▶ SHORT TASK
Copy out every line that contains "percipio".

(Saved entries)
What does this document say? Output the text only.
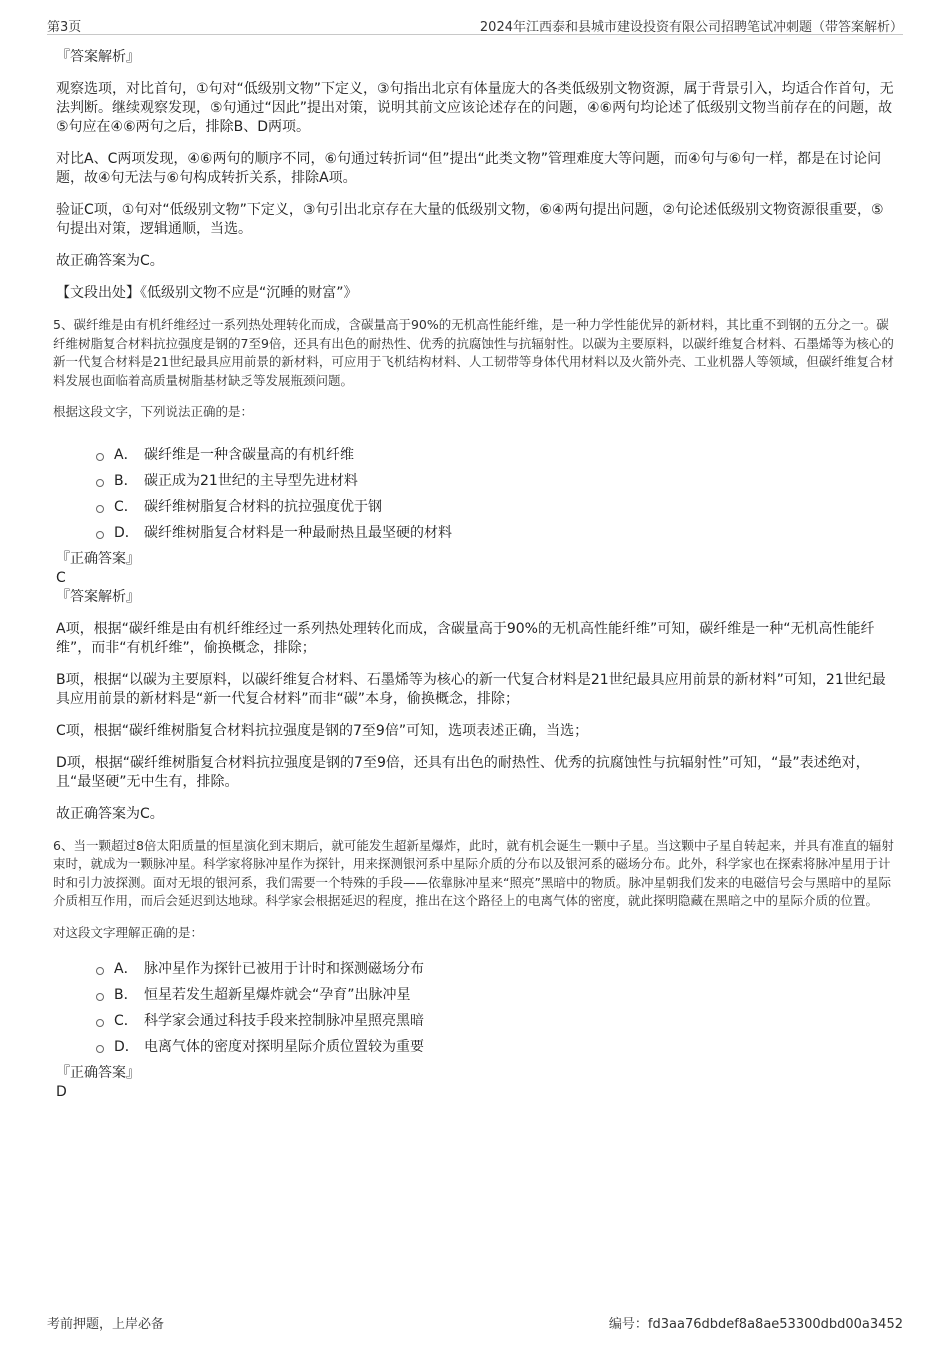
第3页	2024年江西泰和县城市建设投资有限公司招聘笔试冲刺题（带答案解析）

『答案解析』

观察选项，对比首句，①句对“低级别文物”下定义，③句指出北京有体量庞大的各类低级别文物资源，属于背景引入，均适合作首句，无法判断。继续观察发现，⑤句通过“因此”提出对策，说明其前文应该论述存在的问题，④⑥两句均论述了低级别文物当前存在的问题，故⑤句应在④⑥两句之后，排除B、D两项。

对比A、C两项发现，④⑥两句的顺序不同，⑥句通过转折词“但”提出“此类文物”管理难度大等问题，而④句与⑥句一样，都是在讨论问题，故④句无法与⑥句构成转折关系，排除A项。

验证C项，①句对“低级别文物”下定义，③句引出北京存在大量的低级别文物，⑥④两句提出问题，②句论述低级别文物资源很重要，⑤句提出对策，逻辑通顺，当选。

故正确答案为C。

【文段出处】《低级别文物不应是“沉睡的财富”》

5、碳纤维是由有机纤维经过一系列热处理转化而成，含碳量高于90%的无机高性能纤维，是一种力学性能优异的新材料，其比重不到钢的五分之一。碳纤维树脂复合材料抗拉强度是钢的7至9倍，还具有出色的耐热性、优秀的抗腐蚀性与抗辐射性。以碳为主要原料，以碳纤维复合材料、石墨烯等为核心的新一代复合材料是21世纪最具应用前景的新材料，可应用于飞机结构材料、人工韧带等身体代用材料以及火箭外壳、工业机器人等领域，但碳纤维复合材料发展也面临着高质量树脂基材缺乏等发展瓶颈问题。

根据这段文字，下列说法正确的是：

A． 碳纤维是一种含碳量高的有机纤维
B． 碳正成为21世纪的主导型先进材料
C． 碳纤维树脂复合材料的抗拉强度优于钢
D． 碳纤维树脂复合材料是一种最耐热且最坚硬的材料

『正确答案』

C

『答案解析』

A项，根据“碳纤维是由有机纤维经过一系列热处理转化而成，含碳量高于90%的无机高性能纤维”可知，碳纤维是一种“无机高性能纤维”，而非“有机纤维”，偷换概念，排除；

B项，根据“以碳为主要原料，以碳纤维复合材料、石墨烯等为核心的新一代复合材料是21世纪最具应用前景的新材料”可知，21世纪最具应用前景的新材料是“新一代复合材料”而非“碳”本身，偷换概念，排除；

C项，根据“碳纤维树脂复合材料抗拉强度是钢的7至9倍”可知，选项表述正确，当选；

D项，根据“碳纤维树脂复合材料抗拉强度是钢的7至9倍，还具有出色的耐热性、优秀的抗腐蚀性与抗辐射性”可知，“最”表述绝对，且“最坚硬”无中生有，排除。

故正确答案为C。

6、当一颗超过8倍太阳质量的恒星演化到末期后，就可能发生超新星爆炸，此时，就有机会诞生一颗中子星。当这颗中子星自转起来，并具有准直的辐射束时，就成为一颗脉冲星。科学家将脉冲星作为探针，用来探测银河系中星际介质的分布以及银河系的磁场分布。此外，科学家也在探索将脉冲星用于计时和引力波探测。面对无垠的银河系，我们需要一个特殊的手段——依靠脉冲星来“照亮”黑暗中的物质。脉冲星朝我们发来的电磁信号会与黑暗中的星际介质相互作用，而后会延迟到达地球。科学家会根据延迟的程度，推出在这个路径上的电离气体的密度，就此探明隐藏在黑暗之中的星际介质的位置。

对这段文字理解正确的是：

A． 脉冲星作为探针已被用于计时和探测磁场分布
B． 恒星若发生超新星爆炸就会“孕育”出脉冲星
C． 科学家会通过科技手段来控制脉冲星照亮黑暗
D． 电离气体的密度对探明星际介质位置较为重要

『正确答案』

D

考前押题，上岸必备	编号：fd3aa76dbdef8a8ae53300dbd00a3452
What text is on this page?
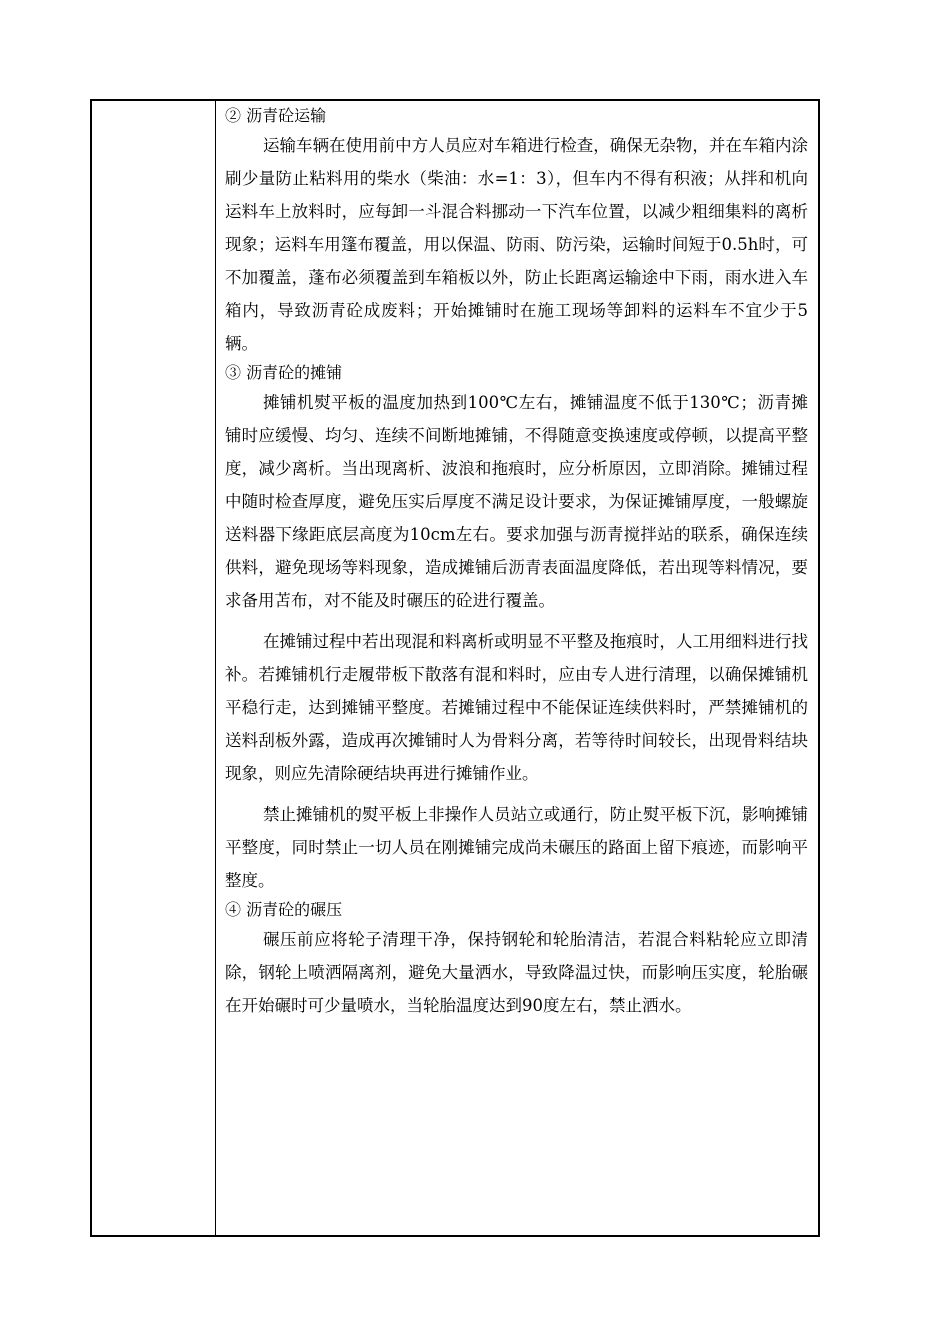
② 沥青砼运输

运输车辆在使用前中方人员应对车箱进行检查，确保无杂物，并在车箱内涂刷少量防止粘料用的柴水（柴油：水=1：3），但车内不得有积液；从拌和机向运料车上放料时，应每卸一斗混合料挪动一下汽车位置，以减少粗细集料的离析现象；运料车用篷布覆盖，用以保温、防雨、防污染，运输时间短于0.5h时，可不加覆盖，蓬布必须覆盖到车箱板以外，防止长距离运输途中下雨，雨水进入车箱内，导致沥青砼成废料；开始摊铺时在施工现场等卸料的运料车不宜少于5辆。

③ 沥青砼的摊铺

摊铺机熨平板的温度加热到100℃左右，摊铺温度不低于130℃；沥青摊铺时应缓慢、均匀、连续不间断地摊铺，不得随意变换速度或停顿，以提高平整度，减少离析。当出现离析、波浪和拖痕时，应分析原因，立即消除。摊铺过程中随时检查厚度，避免压实后厚度不满足设计要求，为保证摊铺厚度，一般螺旋送料器下缘距底层高度为10cm左右。要求加强与沥青搅拌站的联系，确保连续供料，避免现场等料现象，造成摊铺后沥青表面温度降低，若出现等料情况，要求备用苫布，对不能及时碾压的砼进行覆盖。

在摊铺过程中若出现混和料离析或明显不平整及拖痕时，人工用细料进行找补。若摊铺机行走履带板下散落有混和料时，应由专人进行清理，以确保摊铺机平稳行走，达到摊铺平整度。若摊铺过程中不能保证连续供料时，严禁摊铺机的送料刮板外露，造成再次摊铺时人为骨料分离，若等待时间较长，出现骨料结块现象，则应先清除硬结块再进行摊铺作业。

禁止摊铺机的熨平板上非操作人员站立或通行，防止熨平板下沉，影响摊铺平整度，同时禁止一切人员在刚摊铺完成尚未碾压的路面上留下痕迹，而影响平整度。

④ 沥青砼的碾压

碾压前应将轮子清理干净，保持钢轮和轮胎清洁，若混合料粘轮应立即清除，钢轮上喷洒隔离剂，避免大量洒水，导致降温过快，而影响压实度，轮胎碾在开始碾时可少量喷水，当轮胎温度达到90度左右，禁止洒水。
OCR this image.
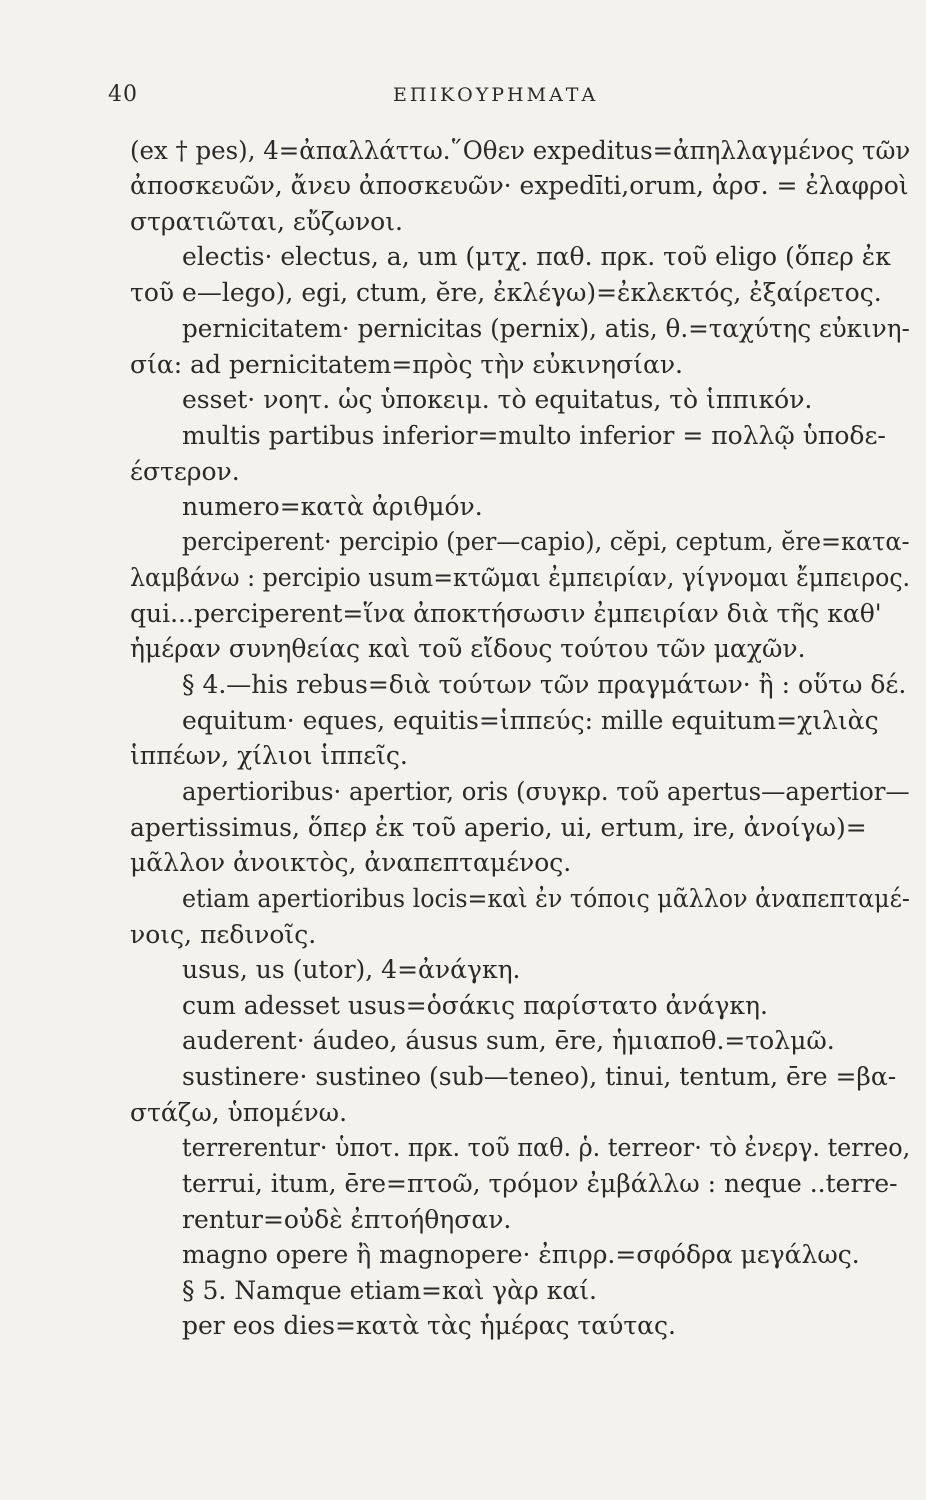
40	ΕΠΙΚΟΥΡΗΜΑΤΑ
(ex † pes), 4=ἀπαλλάττω.῞Οθεν expeditus=ἀπηλλαγμένος τῶν
ἀποσκευῶν, ἄνευ ἀποσκευῶν· expedīti,orum, ἀρσ. = ἐλαφροὶ
στρατιῶται, εὔζωνοι.
electis· electus, a, um (μτχ. παθ. πρκ. τοῦ eligo (ὅπερ ἐκ
τοῦ e—lego), egi, ctum, ĕre, ἐκλέγω)=ἐκλεκτός, ἐξαίρετος.
pernicitatem· pernicitas (pernix), atis, θ.=ταχύτης εὐκινη-
σία: ad pernicitatem=πρὸς τὴν εὐκινησίαν.
esset· νοητ. ὡς ὑποκειμ. τὸ equitatus, τὸ ἱππικόν.
multis partibus inferior=multo inferior = πολλῷ ὑποδε-
έστερον.
numero=κατὰ ἀριθμόν.
perciperent· percipio (per—capio), cĕpi, ceptum, ĕre=κατα-
λαμβάνω : percipio usum=κτῶμαι ἐμπειρίαν, γίγνομαι ἔμπειρος.
qui...perciperent=ἵνα ἀποκτήσωσιν ἐμπειρίαν διὰ τῆς καθ'
ἡμέραν συνηθείας καὶ τοῦ εἴδους τούτου τῶν μαχῶν.
§ 4.—his rebus=διὰ τούτων τῶν πραγμάτων· ἢ : οὕτω δέ.
equitum· eques, equitis=ἱππεύς: mille equitum=χιλιὰς
ἱππέων, χίλιοι ἱππεῖς.
apertioribus· apertior, oris (συγκρ. τοῦ apertus—apertior—
apertissimus, ὅπερ ἐκ τοῦ aperio, ui, ertum, ire, ἀνοίγω)=
μᾶλλον ἀνοικτὸς, ἀναπεπταμένος.
etiam apertioribus locis=καὶ ἐν τόποις μᾶλλον ἀναπεπταμέ-
νοις, πεδινοῖς.
usus, us (utor), 4=ἀνάγκη.
cum adesset usus=ὁσάκις παρίστατο ἀνάγκη.
auderent· áudeo, áusus sum, ēre, ἡμιαποθ.=τολμῶ.
sustinere· sustineo (sub—teneo), tinui, tentum, ēre =βα-
στάζω, ὑπομένω.
terrerentur· ὑποτ. πρκ. τοῦ παθ. ῥ. terreor· τὸ ἐνεργ. terreo,
terrui, itum, ēre=πτοῶ, τρόμον ἐμβάλλω : neque ..terre-
rentur=οὐδὲ ἐπτοήθησαν.
magno opere ἢ magnopere· ἐπιρρ.=σφόδρα μεγάλως.
§ 5. Namque etiam=καὶ γὰρ καί.
per eos dies=κατὰ τὰς ἡμέρας ταύτας.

▶ OUTPUT OF THE TASK
perciperent· percipio (per—capio), cĕpi, ceptum, ĕre=κατα-
λαμβάνω : percipio usum=κτῶμαι ἐμπειρίαν, γίγνομαι ἔμπειρος.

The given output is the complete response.